*Exercise aim*: Scan the records below for the word "sits" and give only the number of lines that hold it.

Stored records
════════════════
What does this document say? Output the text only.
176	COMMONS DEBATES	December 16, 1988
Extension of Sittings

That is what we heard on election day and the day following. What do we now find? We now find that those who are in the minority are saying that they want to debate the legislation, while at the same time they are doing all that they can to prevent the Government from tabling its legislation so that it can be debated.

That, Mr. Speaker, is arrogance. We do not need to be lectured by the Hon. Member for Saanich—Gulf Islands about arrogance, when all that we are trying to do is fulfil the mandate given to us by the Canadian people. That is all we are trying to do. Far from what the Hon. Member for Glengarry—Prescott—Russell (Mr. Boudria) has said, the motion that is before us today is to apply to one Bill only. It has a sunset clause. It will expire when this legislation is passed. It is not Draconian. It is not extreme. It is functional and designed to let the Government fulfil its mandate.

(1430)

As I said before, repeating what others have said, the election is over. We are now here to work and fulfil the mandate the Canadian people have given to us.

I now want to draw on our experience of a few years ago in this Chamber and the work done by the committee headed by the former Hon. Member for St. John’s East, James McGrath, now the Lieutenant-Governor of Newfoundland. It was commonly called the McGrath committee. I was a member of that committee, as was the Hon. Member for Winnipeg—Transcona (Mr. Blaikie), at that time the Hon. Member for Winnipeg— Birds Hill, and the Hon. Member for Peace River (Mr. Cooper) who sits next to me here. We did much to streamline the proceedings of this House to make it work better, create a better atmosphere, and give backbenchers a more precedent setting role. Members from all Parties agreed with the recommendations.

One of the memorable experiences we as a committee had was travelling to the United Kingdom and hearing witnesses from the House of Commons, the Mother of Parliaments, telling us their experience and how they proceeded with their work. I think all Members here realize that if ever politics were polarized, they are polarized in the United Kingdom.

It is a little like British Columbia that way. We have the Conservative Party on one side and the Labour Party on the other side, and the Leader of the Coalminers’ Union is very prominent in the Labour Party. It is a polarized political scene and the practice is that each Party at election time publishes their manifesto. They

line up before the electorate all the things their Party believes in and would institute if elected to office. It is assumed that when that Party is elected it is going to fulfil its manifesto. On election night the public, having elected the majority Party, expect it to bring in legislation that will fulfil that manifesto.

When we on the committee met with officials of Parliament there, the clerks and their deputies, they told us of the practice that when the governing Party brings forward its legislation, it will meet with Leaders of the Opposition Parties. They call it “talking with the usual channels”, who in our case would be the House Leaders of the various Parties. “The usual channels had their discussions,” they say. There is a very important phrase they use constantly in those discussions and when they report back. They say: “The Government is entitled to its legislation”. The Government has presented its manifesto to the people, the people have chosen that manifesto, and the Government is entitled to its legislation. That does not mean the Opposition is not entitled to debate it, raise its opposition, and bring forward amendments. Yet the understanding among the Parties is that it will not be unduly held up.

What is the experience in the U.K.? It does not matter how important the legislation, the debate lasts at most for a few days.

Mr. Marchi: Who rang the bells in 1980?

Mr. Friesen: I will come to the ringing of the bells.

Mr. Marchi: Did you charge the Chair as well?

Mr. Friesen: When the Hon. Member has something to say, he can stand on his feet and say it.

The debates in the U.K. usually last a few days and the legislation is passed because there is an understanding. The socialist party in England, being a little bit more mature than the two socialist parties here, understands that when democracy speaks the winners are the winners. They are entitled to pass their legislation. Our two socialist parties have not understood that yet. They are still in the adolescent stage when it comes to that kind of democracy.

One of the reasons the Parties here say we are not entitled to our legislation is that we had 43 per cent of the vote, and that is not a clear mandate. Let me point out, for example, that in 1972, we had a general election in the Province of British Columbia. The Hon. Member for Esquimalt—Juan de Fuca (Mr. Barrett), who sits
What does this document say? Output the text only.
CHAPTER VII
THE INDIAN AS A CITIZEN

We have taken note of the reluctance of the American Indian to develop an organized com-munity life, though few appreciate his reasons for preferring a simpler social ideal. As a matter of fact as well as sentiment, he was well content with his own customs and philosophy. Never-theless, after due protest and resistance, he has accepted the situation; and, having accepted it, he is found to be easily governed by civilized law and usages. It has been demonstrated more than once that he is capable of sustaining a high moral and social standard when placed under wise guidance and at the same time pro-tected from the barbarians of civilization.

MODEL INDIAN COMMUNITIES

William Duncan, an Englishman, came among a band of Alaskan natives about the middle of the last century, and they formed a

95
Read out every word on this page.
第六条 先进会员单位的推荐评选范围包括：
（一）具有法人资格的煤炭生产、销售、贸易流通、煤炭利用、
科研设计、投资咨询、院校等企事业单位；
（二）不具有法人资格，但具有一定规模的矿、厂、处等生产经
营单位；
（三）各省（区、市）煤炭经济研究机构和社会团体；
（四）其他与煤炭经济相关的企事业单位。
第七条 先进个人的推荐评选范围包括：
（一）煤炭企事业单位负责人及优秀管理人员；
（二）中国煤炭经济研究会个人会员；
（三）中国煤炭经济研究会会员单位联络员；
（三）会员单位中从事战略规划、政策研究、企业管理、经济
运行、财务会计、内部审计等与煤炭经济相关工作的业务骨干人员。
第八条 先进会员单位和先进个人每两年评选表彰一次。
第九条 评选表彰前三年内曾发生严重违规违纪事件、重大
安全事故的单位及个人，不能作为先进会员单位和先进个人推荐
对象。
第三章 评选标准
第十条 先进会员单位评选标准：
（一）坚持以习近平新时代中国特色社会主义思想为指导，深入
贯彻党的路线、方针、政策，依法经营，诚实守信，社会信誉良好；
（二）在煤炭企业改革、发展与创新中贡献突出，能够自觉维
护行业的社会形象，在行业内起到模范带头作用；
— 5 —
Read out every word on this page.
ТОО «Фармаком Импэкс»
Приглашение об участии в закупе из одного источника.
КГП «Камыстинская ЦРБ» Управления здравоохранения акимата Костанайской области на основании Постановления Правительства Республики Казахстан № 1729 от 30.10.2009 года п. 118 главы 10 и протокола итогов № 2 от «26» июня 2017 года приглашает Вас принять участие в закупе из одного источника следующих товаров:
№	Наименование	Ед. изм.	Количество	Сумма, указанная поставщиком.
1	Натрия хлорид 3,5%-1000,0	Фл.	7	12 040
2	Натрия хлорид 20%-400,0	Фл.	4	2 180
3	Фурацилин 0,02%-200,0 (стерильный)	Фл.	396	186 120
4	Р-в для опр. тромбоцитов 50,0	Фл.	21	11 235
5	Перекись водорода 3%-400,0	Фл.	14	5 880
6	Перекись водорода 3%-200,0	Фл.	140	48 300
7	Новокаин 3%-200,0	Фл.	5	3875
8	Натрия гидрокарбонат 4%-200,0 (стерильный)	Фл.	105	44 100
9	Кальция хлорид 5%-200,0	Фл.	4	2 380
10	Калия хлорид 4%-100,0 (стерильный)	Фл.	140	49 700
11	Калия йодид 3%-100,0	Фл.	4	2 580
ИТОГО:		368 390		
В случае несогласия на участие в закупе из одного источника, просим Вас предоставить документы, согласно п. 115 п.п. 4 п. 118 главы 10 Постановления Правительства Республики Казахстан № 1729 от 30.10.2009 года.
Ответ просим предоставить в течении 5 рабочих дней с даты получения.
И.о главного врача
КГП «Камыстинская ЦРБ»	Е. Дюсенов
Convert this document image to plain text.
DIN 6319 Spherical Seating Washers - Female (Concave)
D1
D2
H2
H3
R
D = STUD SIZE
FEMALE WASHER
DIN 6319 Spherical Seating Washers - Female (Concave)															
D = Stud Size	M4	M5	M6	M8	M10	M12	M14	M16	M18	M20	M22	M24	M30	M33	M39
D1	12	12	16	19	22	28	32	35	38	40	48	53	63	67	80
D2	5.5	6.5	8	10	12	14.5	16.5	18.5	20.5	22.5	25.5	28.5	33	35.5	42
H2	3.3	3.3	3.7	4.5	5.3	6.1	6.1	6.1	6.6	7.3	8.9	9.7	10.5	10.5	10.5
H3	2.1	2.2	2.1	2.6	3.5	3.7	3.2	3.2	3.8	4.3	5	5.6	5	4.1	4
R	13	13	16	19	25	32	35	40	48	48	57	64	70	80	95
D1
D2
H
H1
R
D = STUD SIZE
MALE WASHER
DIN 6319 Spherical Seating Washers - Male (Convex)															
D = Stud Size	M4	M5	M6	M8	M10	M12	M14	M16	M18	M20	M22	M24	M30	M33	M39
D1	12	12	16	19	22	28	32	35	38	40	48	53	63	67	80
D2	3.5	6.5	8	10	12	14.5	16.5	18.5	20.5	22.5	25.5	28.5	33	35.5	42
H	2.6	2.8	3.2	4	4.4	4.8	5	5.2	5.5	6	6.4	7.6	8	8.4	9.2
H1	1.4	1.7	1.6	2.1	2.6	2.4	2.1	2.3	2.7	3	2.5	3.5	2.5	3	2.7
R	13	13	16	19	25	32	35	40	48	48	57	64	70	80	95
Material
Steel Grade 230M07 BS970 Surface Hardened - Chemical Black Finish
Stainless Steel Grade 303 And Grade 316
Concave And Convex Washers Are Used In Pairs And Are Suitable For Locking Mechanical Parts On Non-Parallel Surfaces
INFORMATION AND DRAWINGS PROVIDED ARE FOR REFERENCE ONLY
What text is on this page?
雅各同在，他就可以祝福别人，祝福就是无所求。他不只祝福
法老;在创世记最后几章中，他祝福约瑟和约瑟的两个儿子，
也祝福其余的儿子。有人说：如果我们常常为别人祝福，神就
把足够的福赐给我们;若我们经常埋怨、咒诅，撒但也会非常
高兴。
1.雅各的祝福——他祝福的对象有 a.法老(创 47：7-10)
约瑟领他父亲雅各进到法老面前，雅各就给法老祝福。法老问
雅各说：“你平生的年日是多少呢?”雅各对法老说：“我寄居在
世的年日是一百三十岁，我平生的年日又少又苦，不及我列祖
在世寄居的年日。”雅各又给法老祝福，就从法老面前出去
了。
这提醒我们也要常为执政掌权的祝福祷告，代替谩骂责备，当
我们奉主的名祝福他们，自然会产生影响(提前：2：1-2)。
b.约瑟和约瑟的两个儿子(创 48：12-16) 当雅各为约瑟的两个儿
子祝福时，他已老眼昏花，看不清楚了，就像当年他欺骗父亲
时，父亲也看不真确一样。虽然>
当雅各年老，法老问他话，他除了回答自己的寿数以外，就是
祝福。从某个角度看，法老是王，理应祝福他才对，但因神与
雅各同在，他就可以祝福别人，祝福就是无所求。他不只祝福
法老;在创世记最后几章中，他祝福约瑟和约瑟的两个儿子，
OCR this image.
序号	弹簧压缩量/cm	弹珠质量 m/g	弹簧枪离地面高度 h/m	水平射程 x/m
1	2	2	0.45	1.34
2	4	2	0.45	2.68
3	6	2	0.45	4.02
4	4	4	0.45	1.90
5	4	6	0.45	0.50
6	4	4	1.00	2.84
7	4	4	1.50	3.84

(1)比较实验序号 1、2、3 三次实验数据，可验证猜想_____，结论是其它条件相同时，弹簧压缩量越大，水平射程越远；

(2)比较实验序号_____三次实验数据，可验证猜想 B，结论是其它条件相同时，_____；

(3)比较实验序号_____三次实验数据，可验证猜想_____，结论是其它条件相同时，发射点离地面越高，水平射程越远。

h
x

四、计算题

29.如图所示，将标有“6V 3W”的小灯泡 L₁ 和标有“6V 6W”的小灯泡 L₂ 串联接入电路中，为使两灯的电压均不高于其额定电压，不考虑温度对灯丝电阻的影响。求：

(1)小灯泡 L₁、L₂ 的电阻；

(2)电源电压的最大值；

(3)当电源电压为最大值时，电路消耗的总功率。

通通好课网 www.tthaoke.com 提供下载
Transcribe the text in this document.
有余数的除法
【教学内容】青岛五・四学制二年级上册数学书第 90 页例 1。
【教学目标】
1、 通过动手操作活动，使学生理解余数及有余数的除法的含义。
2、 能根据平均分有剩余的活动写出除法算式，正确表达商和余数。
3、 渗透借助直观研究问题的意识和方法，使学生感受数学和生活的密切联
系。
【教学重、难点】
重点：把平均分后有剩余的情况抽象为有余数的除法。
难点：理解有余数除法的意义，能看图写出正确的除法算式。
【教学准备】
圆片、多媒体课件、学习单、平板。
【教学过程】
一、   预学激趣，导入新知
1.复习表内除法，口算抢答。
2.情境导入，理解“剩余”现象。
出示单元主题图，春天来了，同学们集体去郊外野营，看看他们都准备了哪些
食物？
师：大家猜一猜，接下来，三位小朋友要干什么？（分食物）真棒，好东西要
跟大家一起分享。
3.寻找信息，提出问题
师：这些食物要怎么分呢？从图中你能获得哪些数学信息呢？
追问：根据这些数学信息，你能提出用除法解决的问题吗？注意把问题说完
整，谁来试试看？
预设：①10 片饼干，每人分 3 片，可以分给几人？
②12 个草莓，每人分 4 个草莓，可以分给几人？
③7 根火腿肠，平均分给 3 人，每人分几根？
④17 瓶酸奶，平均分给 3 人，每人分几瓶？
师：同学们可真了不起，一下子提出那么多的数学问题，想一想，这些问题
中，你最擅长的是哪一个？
════════════════
*Written response*: 2